= STATED GOAL =
Wherever "name" appears in a line, copy that line.

Structured figure records

━━━━━━━━━━━━━━━━━━━━

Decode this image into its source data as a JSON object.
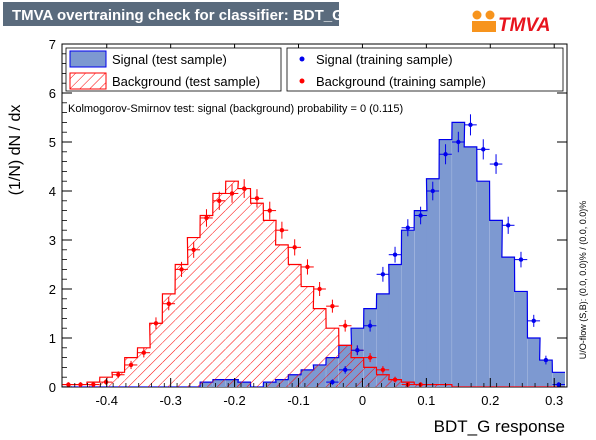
{
  "window": {
    "title": "TMVA overtraining check for classifier: BDT_G",
    "logo_text": "TMVA"
  },
  "colors": {
    "title_bar": "#5a6b7d",
    "signal_fill": "#7d99d1",
    "signal_line": "#0000ee",
    "background_line": "#ff0000",
    "logo_orange": "#f7941d"
  },
  "legend": {
    "signal_test": "Signal (test sample)",
    "background_test": "Background (test sample)",
    "signal_train": "Signal (training sample)",
    "background_train": "Background (training sample)"
  },
  "ks_text": "Kolmogorov-Smirnov test: signal (background) probability =     0 (0.115)",
  "overflow_text": "U/O-flow (S,B): (0.0, 0.0)% / (0.0, 0.0)%",
  "chart_data": {
    "type": "bar",
    "xlabel": "BDT_G response",
    "ylabel": "(1/N) dN / dx",
    "xlim": [
      -0.47,
      0.32
    ],
    "ylim": [
      0,
      7
    ],
    "x_ticks": [
      -0.4,
      -0.3,
      -0.2,
      -0.1,
      0,
      0.1,
      0.2,
      0.3
    ],
    "y_ticks": [
      0,
      1,
      2,
      3,
      4,
      5,
      6,
      7
    ],
    "bin_width": 0.0197,
    "bin_centers": [
      -0.46,
      -0.441,
      -0.421,
      -0.401,
      -0.382,
      -0.362,
      -0.342,
      -0.323,
      -0.303,
      -0.283,
      -0.264,
      -0.244,
      -0.224,
      -0.204,
      -0.185,
      -0.165,
      -0.145,
      -0.126,
      -0.106,
      -0.086,
      -0.067,
      -0.047,
      -0.027,
      -0.008,
      0.012,
      0.032,
      0.051,
      0.071,
      0.091,
      0.11,
      0.13,
      0.15,
      0.169,
      0.189,
      0.209,
      0.228,
      0.248,
      0.268,
      0.287,
      0.307
    ],
    "series": [
      {
        "name": "Signal (test sample)",
        "values": [
          0,
          0,
          0,
          0,
          0,
          0,
          0,
          0,
          0,
          0,
          0,
          0.1,
          0.15,
          0.15,
          0.1,
          0,
          0.1,
          0.15,
          0.25,
          0.35,
          0.45,
          0.6,
          0.85,
          1.2,
          1.6,
          1.9,
          2.5,
          3.2,
          3.6,
          4.25,
          5.05,
          5.4,
          4.9,
          4.2,
          3.4,
          2.65,
          1.95,
          1.0,
          0.55,
          0.3
        ]
      },
      {
        "name": "Background (test sample)",
        "values": [
          0.05,
          0.05,
          0.1,
          0.2,
          0.3,
          0.6,
          0.8,
          1.3,
          1.9,
          2.5,
          3.05,
          3.5,
          3.95,
          4.2,
          4.05,
          3.75,
          3.4,
          2.9,
          2.5,
          2.05,
          1.6,
          1.2,
          0.85,
          0.6,
          0.4,
          0.25,
          0.15,
          0.1,
          0.05,
          0.05,
          0.05,
          0,
          0,
          0,
          0,
          0,
          0,
          0,
          0,
          0
        ]
      },
      {
        "name": "Signal (training sample)",
        "values": [
          null,
          null,
          null,
          null,
          null,
          null,
          null,
          null,
          null,
          null,
          null,
          null,
          null,
          null,
          null,
          null,
          null,
          null,
          null,
          null,
          null,
          0.1,
          0.35,
          0.75,
          1.25,
          2.3,
          2.7,
          3.25,
          3.5,
          4.0,
          4.75,
          5.0,
          5.35,
          4.85,
          4.55,
          3.3,
          2.6,
          1.35,
          0.55,
          0.05
        ]
      },
      {
        "name": "Background (training sample)",
        "values": [
          0.05,
          0.05,
          0.05,
          0.1,
          0.25,
          0.45,
          0.7,
          1.3,
          1.7,
          2.4,
          2.8,
          3.45,
          3.8,
          3.95,
          4.05,
          3.85,
          3.6,
          3.2,
          2.85,
          2.45,
          2.0,
          1.65,
          1.25,
          0.75,
          0.6,
          0.35,
          0.15,
          0.05,
          0.05,
          null,
          null,
          null,
          null,
          null,
          null,
          null,
          null,
          null,
          null,
          null
        ]
      }
    ],
    "legend_position": "top"
  }
}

━━━━━━━━━━━━━━━━━━━━

= ANSWER =
        "name": "Signal (test sample)",
        "name": "Background (test sample)",
        "name": "Signal (training sample)",
        "name": "Background (training sample)",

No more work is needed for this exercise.